> PROBLEM REQUIREMENTS
Below are some entries. Copy each line that holds the string "name".

> AVAILABLE RECORDS
>>>>
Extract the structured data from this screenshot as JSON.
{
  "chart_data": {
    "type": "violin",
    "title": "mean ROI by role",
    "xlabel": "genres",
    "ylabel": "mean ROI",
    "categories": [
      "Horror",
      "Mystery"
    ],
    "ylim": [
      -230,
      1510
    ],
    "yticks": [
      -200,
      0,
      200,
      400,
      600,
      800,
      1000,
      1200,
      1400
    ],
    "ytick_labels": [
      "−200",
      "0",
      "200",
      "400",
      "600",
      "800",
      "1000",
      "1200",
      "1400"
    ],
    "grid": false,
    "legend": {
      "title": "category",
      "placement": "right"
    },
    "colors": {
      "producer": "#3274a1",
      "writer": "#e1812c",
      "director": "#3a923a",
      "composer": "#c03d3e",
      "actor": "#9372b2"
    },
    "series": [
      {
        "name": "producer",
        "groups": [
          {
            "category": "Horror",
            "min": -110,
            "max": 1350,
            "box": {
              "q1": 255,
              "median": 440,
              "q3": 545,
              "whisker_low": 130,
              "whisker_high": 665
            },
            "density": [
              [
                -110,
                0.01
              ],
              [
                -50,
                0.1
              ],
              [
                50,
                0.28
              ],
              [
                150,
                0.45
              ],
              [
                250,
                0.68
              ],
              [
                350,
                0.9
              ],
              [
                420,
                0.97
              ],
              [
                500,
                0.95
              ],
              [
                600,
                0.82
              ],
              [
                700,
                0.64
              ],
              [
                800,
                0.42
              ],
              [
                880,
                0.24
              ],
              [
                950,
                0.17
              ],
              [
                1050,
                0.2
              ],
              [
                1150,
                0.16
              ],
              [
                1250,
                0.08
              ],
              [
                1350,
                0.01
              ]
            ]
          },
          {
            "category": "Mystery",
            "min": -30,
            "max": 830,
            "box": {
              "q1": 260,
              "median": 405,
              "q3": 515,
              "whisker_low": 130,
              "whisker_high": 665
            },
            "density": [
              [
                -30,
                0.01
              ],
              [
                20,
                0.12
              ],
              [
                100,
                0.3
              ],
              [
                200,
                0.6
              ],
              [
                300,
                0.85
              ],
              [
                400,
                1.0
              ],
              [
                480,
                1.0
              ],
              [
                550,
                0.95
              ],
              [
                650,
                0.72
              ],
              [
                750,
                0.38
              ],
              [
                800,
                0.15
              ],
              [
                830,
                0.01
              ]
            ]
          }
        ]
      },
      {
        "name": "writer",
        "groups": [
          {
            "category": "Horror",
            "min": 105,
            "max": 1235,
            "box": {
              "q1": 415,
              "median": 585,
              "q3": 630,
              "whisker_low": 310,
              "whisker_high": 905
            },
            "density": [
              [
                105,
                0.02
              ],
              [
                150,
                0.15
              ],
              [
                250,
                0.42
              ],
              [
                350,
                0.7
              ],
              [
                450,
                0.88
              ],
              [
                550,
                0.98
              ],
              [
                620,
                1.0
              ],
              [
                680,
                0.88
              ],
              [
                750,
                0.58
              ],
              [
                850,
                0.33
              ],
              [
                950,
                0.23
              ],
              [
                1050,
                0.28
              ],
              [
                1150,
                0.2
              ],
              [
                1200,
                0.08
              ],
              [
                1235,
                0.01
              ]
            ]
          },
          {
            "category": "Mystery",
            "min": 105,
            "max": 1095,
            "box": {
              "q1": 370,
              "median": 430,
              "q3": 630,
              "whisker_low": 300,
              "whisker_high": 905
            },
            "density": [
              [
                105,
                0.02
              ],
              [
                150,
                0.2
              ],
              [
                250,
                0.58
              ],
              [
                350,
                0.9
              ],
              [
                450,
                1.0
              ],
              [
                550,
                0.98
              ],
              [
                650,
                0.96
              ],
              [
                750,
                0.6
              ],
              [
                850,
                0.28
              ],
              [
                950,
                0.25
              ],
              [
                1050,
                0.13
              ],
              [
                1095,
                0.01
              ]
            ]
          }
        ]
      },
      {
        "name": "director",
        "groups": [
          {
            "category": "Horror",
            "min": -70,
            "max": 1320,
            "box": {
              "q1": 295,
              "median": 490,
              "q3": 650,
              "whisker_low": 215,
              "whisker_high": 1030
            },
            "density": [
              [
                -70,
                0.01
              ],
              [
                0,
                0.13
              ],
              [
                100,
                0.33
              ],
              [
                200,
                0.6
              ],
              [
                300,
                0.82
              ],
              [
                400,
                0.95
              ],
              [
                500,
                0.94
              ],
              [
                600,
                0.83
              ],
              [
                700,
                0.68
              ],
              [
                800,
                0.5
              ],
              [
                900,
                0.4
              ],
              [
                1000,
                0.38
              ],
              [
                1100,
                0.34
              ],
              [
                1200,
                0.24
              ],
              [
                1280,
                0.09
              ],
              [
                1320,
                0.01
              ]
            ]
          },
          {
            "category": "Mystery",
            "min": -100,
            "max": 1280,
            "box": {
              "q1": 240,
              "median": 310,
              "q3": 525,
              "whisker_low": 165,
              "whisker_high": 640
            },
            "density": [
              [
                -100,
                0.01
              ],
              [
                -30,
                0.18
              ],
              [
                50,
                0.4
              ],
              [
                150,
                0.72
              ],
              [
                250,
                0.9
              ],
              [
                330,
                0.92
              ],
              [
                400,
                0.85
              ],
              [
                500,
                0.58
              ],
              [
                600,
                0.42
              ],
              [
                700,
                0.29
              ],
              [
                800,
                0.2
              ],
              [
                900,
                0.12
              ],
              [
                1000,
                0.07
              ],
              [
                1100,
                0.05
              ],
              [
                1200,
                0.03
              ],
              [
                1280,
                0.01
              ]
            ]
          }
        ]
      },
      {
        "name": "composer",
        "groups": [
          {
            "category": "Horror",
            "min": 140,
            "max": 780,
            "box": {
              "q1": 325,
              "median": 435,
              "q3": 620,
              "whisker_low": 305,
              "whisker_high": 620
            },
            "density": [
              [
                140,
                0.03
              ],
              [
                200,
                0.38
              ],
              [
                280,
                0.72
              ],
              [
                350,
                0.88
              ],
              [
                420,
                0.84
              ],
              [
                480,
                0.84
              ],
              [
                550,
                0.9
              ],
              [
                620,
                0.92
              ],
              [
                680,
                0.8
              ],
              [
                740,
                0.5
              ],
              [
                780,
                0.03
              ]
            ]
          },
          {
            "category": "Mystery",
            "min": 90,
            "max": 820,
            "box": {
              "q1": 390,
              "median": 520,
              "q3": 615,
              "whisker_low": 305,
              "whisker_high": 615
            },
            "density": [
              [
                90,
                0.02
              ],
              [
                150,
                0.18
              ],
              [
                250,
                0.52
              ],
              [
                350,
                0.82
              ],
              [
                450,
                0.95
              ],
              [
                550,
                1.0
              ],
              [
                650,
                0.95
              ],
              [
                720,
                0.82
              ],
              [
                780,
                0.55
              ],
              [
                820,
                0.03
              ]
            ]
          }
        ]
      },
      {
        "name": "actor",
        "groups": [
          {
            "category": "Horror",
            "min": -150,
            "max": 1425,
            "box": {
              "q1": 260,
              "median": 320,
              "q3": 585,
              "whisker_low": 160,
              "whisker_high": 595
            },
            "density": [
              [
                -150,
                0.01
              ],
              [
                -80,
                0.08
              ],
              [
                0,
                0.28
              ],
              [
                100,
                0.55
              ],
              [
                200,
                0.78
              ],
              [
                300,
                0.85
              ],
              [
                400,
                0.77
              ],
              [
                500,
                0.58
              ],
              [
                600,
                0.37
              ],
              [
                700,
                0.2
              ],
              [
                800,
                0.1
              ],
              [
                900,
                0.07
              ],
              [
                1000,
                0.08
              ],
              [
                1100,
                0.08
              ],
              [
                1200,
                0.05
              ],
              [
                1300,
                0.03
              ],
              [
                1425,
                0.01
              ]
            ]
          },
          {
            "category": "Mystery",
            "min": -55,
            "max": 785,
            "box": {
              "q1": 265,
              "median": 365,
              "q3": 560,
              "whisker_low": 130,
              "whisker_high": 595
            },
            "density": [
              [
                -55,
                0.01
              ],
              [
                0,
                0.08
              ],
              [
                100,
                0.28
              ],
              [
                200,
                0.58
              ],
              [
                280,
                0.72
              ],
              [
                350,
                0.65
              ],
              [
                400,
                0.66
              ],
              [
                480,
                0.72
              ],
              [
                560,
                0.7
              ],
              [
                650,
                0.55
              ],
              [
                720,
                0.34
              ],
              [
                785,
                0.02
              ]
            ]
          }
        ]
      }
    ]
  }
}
<<<<
> WRITTEN REPLY
        "name": "producer",
        "name": "writer",
        "name": "director",
        "name": "composer",
        "name": "actor",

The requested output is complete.